◆ Task ◆
Gather the lines from the material that contain "name".

◆ Exercise input ◆
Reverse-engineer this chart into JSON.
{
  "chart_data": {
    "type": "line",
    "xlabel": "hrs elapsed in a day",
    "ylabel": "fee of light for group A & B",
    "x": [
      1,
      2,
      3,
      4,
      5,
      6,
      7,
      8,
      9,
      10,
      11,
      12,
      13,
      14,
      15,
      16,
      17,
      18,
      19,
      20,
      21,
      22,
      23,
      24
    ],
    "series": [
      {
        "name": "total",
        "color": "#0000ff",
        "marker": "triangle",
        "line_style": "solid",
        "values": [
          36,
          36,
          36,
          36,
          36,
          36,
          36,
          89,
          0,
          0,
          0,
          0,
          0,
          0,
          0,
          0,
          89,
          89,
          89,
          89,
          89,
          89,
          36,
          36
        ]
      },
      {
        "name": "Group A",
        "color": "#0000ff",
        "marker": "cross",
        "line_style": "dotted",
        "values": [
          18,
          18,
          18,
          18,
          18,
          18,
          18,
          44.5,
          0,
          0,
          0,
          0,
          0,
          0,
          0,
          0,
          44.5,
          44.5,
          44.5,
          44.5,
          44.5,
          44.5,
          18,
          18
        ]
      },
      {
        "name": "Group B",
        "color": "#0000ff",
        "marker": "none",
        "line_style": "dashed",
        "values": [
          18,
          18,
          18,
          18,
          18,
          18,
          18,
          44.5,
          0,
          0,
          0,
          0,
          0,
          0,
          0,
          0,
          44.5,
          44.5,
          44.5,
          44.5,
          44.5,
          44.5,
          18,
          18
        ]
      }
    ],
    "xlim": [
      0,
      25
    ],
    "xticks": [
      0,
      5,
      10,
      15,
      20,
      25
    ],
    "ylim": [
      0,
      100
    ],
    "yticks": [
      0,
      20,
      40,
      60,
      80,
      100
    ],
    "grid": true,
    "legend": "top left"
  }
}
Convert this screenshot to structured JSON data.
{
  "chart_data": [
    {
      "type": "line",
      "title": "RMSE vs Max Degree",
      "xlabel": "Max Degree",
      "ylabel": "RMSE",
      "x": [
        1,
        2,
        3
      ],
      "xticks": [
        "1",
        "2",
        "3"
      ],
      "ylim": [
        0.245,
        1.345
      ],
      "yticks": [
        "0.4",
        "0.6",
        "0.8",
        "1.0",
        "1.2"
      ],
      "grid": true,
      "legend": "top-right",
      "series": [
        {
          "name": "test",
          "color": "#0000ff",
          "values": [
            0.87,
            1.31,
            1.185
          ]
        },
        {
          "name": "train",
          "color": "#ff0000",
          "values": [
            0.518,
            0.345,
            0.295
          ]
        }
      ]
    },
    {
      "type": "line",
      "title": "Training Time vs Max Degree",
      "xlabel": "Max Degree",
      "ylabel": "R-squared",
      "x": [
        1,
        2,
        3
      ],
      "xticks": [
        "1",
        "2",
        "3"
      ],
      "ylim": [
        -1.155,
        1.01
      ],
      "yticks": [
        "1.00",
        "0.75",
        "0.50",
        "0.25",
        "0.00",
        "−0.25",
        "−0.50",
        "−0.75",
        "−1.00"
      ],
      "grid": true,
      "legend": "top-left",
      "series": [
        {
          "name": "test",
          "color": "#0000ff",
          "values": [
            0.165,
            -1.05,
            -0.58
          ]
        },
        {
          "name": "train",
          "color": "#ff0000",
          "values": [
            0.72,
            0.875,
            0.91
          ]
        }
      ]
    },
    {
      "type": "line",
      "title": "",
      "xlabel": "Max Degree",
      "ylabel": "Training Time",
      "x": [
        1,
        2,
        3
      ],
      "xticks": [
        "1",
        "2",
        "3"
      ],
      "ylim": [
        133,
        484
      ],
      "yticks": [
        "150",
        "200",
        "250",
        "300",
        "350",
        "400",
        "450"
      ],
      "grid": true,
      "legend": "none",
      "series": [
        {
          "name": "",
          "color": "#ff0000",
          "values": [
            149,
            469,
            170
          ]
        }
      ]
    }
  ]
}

◆ Final result ◆
        "name": "total",
        "name": "Group A",
        "name": "Group B",
          "name": "test",
          "name": "train",
          "name": "test",
          "name": "train",
          "name": "",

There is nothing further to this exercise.